#### [Exercise material]

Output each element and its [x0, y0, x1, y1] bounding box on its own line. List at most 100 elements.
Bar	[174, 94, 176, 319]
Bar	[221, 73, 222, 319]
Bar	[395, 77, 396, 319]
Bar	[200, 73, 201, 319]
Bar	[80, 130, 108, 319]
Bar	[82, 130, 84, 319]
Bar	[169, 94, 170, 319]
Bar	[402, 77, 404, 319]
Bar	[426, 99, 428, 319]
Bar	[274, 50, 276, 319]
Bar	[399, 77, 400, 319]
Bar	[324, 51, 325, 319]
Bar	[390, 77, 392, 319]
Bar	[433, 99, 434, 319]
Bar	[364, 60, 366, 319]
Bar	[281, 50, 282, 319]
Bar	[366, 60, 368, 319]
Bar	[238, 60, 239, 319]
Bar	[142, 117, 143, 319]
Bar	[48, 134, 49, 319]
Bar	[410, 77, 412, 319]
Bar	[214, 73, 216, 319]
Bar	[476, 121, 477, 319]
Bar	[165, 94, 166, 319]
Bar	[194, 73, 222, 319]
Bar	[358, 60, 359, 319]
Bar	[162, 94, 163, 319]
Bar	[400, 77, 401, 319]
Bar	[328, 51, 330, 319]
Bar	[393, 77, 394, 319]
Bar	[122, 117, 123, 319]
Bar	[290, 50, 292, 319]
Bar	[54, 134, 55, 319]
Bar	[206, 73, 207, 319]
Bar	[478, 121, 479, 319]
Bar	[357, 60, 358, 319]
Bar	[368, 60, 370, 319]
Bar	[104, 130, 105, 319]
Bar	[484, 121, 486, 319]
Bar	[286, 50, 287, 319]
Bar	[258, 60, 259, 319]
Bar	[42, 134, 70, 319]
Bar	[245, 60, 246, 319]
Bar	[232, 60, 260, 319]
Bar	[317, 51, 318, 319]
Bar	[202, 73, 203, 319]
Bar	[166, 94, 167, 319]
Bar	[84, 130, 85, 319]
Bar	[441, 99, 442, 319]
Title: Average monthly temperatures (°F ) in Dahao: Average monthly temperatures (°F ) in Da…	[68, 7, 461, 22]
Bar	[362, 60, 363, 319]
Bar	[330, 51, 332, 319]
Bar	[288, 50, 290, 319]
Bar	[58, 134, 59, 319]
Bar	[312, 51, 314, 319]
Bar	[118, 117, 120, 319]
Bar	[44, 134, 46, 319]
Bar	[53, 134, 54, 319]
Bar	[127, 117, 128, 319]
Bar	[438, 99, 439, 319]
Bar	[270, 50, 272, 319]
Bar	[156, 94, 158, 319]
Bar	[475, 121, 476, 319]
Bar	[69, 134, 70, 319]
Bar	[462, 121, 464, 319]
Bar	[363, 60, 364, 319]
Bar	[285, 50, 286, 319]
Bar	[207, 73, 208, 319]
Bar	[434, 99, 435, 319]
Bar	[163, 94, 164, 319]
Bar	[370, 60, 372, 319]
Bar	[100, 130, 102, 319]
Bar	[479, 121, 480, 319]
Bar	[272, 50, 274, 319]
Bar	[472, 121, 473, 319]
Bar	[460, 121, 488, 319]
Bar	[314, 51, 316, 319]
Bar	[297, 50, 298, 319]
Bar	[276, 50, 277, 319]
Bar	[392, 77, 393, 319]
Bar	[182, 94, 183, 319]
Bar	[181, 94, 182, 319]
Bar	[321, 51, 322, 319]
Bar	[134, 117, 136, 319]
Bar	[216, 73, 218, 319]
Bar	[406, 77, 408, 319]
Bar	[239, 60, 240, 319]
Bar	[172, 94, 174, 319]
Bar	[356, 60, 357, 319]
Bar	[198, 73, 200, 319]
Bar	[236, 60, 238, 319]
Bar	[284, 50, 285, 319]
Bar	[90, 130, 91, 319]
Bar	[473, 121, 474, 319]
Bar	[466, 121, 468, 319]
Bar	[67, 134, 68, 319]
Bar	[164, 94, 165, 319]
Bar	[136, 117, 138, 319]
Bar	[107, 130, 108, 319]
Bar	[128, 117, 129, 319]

#### [Given exercise]
Copy out every line of the items above word for word, without changing, adding, or leaving out anything.

#### [Output of the task]
Output each element and its [x0, y0, x1, y1] bounding box on its own line. List at most 100 elements.
Bar	[174, 94, 176, 319]
Bar	[221, 73, 222, 319]
Bar	[395, 77, 396, 319]
Bar	[200, 73, 201, 319]
Bar	[80, 130, 108, 319]
Bar	[82, 130, 84, 319]
Bar	[169, 94, 170, 319]
Bar	[402, 77, 404, 319]
Bar	[426, 99, 428, 319]
Bar	[274, 50, 276, 319]
Bar	[399, 77, 400, 319]
Bar	[324, 51, 325, 319]
Bar	[390, 77, 392, 319]
Bar	[433, 99, 434, 319]
Bar	[364, 60, 366, 319]
Bar	[281, 50, 282, 319]
Bar	[366, 60, 368, 319]
Bar	[238, 60, 239, 319]
Bar	[142, 117, 143, 319]
Bar	[48, 134, 49, 319]
Bar	[410, 77, 412, 319]
Bar	[214, 73, 216, 319]
Bar	[476, 121, 477, 319]
Bar	[165, 94, 166, 319]
Bar	[194, 73, 222, 319]
Bar	[358, 60, 359, 319]
Bar	[162, 94, 163, 319]
Bar	[400, 77, 401, 319]
Bar	[328, 51, 330, 319]
Bar	[393, 77, 394, 319]
Bar	[122, 117, 123, 319]
Bar	[290, 50, 292, 319]
Bar	[54, 134, 55, 319]
Bar	[206, 73, 207, 319]
Bar	[478, 121, 479, 319]
Bar	[357, 60, 358, 319]
Bar	[368, 60, 370, 319]
Bar	[104, 130, 105, 319]
Bar	[484, 121, 486, 319]
Bar	[286, 50, 287, 319]
Bar	[258, 60, 259, 319]
Bar	[42, 134, 70, 319]
Bar	[245, 60, 246, 319]
Bar	[232, 60, 260, 319]
Bar	[317, 51, 318, 319]
Bar	[202, 73, 203, 319]
Bar	[166, 94, 167, 319]
Bar	[84, 130, 85, 319]
Bar	[441, 99, 442, 319]
Title: Average monthly temperatures (°F ) in Dahao: Average monthly temperatures (°F ) in Da…	[68, 7, 461, 22]
Bar	[362, 60, 363, 319]
Bar	[330, 51, 332, 319]
Bar	[288, 50, 290, 319]
Bar	[58, 134, 59, 319]
Bar	[312, 51, 314, 319]
Bar	[118, 117, 120, 319]
Bar	[44, 134, 46, 319]
Bar	[53, 134, 54, 319]
Bar	[127, 117, 128, 319]
Bar	[438, 99, 439, 319]
Bar	[270, 50, 272, 319]
Bar	[156, 94, 158, 319]
Bar	[475, 121, 476, 319]
Bar	[69, 134, 70, 319]
Bar	[462, 121, 464, 319]
Bar	[363, 60, 364, 319]
Bar	[285, 50, 286, 319]
Bar	[207, 73, 208, 319]
Bar	[434, 99, 435, 319]
Bar	[163, 94, 164, 319]
Bar	[370, 60, 372, 319]
Bar	[100, 130, 102, 319]
Bar	[479, 121, 480, 319]
Bar	[272, 50, 274, 319]
Bar	[472, 121, 473, 319]
Bar	[460, 121, 488, 319]
Bar	[314, 51, 316, 319]
Bar	[297, 50, 298, 319]
Bar	[276, 50, 277, 319]
Bar	[392, 77, 393, 319]
Bar	[182, 94, 183, 319]
Bar	[181, 94, 182, 319]
Bar	[321, 51, 322, 319]
Bar	[134, 117, 136, 319]
Bar	[216, 73, 218, 319]
Bar	[406, 77, 408, 319]
Bar	[239, 60, 240, 319]
Bar	[172, 94, 174, 319]
Bar	[356, 60, 357, 319]
Bar	[198, 73, 200, 319]
Bar	[236, 60, 238, 319]
Bar	[284, 50, 285, 319]
Bar	[90, 130, 91, 319]
Bar	[473, 121, 474, 319]
Bar	[466, 121, 468, 319]
Bar	[67, 134, 68, 319]
Bar	[164, 94, 165, 319]
Bar	[136, 117, 138, 319]
Bar	[107, 130, 108, 319]
Bar	[128, 117, 129, 319]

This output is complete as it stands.